GIVEN TASK:
Exactly as they appear, output all of the entries.

LISTED ENTRIES:
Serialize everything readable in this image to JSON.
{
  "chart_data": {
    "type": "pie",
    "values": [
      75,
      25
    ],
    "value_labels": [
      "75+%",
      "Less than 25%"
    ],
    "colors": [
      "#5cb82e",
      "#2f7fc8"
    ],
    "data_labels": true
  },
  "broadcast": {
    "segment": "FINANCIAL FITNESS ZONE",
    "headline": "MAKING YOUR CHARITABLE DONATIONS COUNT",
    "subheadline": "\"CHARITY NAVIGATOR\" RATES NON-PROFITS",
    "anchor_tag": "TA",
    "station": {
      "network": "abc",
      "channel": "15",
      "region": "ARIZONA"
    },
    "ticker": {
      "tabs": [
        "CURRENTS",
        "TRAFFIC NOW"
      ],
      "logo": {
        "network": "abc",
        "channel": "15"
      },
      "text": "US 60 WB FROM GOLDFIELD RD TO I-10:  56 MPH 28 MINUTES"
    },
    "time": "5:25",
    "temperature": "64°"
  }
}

ANSWER BELOW:
Serialize everything readable in this image to JSON.
{
  "chart_data": {
    "type": "pie",
    "values": [
      75,
      25
    ],
    "value_labels": [
      "75+%",
      "Less than 25%"
    ],
    "colors": [
      "#5cb82e",
      "#2f7fc8"
    ],
    "data_labels": true
  },
  "broadcast": {
    "segment": "FINANCIAL FITNESS ZONE",
    "headline": "MAKING YOUR CHARITABLE DONATIONS COUNT",
    "subheadline": "\"CHARITY NAVIGATOR\" RATES NON-PROFITS",
    "anchor_tag": "TA",
    "station": {
      "network": "abc",
      "channel": "15",
      "region": "ARIZONA"
    },
    "ticker": {
      "tabs": [
        "CURRENTS",
        "TRAFFIC NOW"
      ],
      "logo": {
        "network": "abc",
        "channel": "15"
      },
      "text": "US 60 WB FROM GOLDFIELD RD TO I-10:  56 MPH 28 MINUTES"
    },
    "time": "5:25",
    "temperature": "64°"
  }
}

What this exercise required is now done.